__Exercise requirements__. List all lines in the material below that contain "ГОСТ".

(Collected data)
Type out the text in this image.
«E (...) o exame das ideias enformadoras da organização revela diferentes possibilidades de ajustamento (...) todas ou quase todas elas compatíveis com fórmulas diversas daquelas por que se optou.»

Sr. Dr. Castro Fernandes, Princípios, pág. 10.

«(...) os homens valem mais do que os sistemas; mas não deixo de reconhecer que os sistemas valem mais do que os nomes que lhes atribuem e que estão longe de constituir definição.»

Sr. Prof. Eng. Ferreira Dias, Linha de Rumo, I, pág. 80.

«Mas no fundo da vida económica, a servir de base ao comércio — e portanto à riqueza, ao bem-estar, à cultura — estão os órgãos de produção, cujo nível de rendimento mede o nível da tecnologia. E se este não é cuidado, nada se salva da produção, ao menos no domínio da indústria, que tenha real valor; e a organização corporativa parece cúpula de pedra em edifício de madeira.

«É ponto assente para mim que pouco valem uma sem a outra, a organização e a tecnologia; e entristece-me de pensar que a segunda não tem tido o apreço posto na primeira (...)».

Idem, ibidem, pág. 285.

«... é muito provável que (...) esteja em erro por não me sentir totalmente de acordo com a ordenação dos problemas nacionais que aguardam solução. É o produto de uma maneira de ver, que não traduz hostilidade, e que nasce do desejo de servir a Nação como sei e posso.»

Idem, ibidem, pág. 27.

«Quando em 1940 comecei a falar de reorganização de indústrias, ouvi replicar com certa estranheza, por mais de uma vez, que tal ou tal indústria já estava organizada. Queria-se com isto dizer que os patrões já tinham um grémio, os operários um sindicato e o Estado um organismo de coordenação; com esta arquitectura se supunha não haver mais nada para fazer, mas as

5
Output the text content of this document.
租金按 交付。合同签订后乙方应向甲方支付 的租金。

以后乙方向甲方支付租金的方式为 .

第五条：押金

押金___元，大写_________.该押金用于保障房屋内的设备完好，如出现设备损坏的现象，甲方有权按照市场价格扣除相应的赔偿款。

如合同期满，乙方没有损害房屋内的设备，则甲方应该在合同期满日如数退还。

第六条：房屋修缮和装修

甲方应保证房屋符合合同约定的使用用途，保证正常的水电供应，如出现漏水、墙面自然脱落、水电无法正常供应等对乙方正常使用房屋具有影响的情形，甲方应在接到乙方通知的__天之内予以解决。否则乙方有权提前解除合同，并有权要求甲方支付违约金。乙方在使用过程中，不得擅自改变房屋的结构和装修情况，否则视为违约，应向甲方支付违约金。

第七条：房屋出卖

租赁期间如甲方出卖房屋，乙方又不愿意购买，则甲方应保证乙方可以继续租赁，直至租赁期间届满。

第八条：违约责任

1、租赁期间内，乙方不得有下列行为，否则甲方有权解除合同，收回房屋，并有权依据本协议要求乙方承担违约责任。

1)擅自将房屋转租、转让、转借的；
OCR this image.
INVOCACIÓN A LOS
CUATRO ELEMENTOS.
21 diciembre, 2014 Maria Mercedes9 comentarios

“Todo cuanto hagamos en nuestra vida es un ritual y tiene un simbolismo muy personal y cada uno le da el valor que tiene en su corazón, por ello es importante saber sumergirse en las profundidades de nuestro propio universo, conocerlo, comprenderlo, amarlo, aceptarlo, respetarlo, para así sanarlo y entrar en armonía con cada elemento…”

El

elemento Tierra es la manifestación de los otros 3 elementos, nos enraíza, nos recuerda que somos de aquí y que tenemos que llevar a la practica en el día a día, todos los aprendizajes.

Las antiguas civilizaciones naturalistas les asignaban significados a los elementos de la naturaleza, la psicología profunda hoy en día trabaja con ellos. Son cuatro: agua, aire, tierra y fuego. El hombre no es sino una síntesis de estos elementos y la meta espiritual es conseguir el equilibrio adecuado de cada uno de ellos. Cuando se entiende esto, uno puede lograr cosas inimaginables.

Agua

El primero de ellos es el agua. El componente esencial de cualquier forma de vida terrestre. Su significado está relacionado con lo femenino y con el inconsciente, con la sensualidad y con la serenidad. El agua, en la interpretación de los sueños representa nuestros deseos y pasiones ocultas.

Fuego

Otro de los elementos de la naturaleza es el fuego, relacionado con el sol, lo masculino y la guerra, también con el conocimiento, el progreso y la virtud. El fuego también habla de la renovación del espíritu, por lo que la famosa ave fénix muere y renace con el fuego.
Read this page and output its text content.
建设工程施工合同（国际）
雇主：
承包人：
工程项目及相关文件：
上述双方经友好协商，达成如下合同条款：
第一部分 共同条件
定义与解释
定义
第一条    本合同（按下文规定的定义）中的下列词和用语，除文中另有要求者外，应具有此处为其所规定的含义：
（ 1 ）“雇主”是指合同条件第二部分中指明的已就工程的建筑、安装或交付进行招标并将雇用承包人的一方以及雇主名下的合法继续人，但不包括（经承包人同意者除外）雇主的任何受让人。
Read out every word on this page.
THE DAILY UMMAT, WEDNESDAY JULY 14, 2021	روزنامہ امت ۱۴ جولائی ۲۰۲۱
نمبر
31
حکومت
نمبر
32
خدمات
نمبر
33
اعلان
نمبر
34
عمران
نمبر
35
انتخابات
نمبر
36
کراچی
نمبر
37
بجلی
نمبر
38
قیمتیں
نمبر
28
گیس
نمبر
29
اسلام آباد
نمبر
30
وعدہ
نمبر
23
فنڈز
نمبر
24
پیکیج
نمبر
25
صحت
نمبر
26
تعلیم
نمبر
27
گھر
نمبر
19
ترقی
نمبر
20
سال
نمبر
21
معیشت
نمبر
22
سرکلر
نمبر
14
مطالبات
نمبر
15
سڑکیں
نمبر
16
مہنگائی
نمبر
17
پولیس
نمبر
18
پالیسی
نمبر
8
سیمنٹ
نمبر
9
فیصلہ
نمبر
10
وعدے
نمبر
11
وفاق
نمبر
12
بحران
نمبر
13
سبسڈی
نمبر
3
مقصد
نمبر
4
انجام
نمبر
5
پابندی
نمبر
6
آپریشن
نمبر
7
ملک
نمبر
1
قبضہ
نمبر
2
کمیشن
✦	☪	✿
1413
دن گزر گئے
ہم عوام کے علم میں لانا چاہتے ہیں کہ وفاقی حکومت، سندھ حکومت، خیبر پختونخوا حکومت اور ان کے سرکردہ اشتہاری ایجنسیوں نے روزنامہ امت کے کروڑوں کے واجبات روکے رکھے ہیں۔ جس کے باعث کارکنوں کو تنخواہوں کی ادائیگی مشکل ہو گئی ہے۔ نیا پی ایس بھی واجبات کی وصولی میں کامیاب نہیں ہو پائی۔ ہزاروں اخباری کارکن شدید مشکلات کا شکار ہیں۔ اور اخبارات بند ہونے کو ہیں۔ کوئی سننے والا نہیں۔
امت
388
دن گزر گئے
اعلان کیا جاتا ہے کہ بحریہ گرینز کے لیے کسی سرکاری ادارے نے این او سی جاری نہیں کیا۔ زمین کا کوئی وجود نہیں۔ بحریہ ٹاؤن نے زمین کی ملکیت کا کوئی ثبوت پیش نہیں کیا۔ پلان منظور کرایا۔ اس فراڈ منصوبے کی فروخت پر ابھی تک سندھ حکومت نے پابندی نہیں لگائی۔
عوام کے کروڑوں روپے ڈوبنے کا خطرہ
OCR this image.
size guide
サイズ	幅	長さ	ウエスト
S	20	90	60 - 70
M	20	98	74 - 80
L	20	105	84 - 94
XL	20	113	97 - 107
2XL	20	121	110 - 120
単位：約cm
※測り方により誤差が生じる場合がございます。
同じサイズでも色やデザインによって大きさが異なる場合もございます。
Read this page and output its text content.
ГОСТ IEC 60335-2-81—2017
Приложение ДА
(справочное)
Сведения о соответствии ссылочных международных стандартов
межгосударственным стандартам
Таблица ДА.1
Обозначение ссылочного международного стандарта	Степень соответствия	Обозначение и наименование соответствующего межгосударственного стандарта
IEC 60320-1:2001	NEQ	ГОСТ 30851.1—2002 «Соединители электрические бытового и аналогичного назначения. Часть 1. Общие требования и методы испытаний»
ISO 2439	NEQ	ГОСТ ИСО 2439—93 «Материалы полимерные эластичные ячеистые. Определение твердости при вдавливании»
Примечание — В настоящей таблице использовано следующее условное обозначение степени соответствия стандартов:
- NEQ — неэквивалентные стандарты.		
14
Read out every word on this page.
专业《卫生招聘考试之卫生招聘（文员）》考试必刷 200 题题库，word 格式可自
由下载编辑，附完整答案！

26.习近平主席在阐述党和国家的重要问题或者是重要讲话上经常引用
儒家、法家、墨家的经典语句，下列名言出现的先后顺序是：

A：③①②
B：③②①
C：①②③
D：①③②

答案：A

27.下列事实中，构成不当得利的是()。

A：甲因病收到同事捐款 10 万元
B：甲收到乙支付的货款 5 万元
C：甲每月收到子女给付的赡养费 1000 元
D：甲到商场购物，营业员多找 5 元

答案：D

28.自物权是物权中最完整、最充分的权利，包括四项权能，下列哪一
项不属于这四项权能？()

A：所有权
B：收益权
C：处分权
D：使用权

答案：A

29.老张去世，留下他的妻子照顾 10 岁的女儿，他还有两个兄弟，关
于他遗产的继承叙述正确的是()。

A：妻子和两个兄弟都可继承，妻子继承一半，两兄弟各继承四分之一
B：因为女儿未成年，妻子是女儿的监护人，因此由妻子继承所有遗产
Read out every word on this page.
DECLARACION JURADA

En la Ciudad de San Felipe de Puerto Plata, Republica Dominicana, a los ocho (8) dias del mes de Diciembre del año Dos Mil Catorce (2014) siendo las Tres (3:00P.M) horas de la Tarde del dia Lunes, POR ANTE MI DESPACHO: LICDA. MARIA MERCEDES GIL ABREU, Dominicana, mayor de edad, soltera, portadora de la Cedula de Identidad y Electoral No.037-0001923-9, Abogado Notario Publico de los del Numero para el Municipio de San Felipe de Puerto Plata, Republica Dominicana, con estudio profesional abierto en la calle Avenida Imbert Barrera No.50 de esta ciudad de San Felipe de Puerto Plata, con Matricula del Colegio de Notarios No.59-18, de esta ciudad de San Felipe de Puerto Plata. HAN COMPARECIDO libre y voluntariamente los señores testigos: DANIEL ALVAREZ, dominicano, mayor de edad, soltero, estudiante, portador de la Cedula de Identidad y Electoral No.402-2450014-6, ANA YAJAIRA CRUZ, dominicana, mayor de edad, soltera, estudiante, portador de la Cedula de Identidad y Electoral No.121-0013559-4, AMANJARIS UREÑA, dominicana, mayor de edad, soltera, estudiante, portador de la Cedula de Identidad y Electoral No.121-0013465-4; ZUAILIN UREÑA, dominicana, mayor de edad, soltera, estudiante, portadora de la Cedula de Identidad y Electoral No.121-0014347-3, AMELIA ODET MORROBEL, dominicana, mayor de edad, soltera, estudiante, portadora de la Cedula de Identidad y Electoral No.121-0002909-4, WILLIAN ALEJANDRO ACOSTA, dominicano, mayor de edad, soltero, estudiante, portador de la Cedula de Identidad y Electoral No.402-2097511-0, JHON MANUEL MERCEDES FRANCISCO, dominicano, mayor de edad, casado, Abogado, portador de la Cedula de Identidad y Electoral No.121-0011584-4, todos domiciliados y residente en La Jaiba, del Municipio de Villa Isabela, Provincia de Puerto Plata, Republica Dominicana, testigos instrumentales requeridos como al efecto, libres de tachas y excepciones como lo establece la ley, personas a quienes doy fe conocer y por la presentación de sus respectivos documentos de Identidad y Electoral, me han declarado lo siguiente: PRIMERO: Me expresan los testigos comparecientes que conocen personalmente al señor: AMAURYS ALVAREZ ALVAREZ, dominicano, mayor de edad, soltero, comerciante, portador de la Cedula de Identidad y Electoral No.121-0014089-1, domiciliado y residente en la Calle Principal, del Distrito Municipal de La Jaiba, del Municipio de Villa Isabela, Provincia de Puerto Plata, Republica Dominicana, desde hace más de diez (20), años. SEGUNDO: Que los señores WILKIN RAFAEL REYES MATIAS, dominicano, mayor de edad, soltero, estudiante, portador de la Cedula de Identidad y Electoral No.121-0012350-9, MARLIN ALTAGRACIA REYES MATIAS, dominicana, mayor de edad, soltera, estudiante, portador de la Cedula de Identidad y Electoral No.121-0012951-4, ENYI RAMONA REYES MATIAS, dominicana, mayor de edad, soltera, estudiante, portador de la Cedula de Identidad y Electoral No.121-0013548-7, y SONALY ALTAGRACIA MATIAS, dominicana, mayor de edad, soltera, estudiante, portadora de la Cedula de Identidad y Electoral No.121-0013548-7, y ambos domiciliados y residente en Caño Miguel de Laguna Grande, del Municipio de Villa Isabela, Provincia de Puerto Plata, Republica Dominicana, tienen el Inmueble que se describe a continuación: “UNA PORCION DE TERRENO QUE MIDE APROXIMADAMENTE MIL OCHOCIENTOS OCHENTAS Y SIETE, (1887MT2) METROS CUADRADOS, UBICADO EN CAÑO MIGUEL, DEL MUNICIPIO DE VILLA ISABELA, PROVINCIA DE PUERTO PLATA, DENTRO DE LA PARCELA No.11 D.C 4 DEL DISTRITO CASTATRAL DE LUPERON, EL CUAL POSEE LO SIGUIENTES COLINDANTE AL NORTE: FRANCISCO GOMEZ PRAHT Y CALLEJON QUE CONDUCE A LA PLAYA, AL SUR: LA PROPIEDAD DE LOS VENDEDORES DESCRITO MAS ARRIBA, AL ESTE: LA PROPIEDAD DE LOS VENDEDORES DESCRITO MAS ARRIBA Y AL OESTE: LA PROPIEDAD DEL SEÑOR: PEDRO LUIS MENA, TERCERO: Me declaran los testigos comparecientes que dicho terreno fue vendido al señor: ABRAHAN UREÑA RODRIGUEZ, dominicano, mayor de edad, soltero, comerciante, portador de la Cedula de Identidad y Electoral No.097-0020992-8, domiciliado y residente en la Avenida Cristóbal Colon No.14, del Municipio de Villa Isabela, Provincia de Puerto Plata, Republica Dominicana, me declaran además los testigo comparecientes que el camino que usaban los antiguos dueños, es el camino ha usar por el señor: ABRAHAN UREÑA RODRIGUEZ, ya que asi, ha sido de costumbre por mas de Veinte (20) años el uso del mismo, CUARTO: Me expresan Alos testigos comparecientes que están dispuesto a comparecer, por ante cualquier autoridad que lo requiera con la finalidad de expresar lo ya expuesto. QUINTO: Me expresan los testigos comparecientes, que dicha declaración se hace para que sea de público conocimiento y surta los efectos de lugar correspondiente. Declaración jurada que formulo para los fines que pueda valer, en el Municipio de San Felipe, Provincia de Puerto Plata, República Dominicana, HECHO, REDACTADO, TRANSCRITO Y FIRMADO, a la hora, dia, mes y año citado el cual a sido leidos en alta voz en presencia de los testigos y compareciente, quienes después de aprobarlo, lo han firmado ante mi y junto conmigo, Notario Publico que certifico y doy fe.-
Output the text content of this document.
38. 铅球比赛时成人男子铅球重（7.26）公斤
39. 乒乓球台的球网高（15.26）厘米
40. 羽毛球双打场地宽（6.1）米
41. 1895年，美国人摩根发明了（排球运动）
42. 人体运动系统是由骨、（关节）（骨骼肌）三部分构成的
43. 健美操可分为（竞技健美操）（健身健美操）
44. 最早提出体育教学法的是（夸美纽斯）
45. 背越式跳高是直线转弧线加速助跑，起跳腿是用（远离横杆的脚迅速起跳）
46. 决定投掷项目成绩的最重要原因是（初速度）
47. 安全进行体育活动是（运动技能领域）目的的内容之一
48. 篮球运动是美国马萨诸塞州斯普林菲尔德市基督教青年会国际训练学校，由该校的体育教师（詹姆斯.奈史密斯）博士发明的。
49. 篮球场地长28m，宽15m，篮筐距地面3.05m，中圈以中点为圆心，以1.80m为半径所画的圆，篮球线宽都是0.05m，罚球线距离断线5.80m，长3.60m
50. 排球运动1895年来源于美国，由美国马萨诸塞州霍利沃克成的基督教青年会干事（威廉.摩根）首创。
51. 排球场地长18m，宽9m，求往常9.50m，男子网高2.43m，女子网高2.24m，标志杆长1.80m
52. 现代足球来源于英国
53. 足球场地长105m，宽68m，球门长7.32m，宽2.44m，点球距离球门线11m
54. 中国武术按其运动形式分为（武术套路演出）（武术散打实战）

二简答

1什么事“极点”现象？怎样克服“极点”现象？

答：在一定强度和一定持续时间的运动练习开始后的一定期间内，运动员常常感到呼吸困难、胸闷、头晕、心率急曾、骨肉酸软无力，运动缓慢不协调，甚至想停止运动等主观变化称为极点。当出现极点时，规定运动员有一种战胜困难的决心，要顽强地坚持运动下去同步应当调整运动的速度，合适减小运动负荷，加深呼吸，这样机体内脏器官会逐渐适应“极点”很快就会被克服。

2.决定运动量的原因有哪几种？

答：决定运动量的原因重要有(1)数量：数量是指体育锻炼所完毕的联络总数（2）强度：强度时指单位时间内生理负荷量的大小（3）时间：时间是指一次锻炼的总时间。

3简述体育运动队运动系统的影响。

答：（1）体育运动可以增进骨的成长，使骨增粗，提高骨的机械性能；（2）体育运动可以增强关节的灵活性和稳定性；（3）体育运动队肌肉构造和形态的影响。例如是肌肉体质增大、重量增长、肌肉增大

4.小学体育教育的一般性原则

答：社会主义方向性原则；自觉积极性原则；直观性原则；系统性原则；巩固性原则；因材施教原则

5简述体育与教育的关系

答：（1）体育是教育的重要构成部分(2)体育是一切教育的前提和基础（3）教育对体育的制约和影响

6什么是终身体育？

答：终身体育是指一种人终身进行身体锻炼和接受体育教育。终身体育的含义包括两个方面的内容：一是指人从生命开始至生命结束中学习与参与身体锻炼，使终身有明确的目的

__The completed task__.
ГОСТ IEC 60335-2-81—2017
IEC 60320-1:2001	NEQ	ГОСТ 30851.1—2002 «Соединители электрические бытового и аналогичного назначения. Часть 1. Общие требования и методы испытаний»
ISO 2439	NEQ	ГОСТ ИСО 2439—93 «Материалы полимерные эластичные ячеистые. Определение твердости при вдавливании»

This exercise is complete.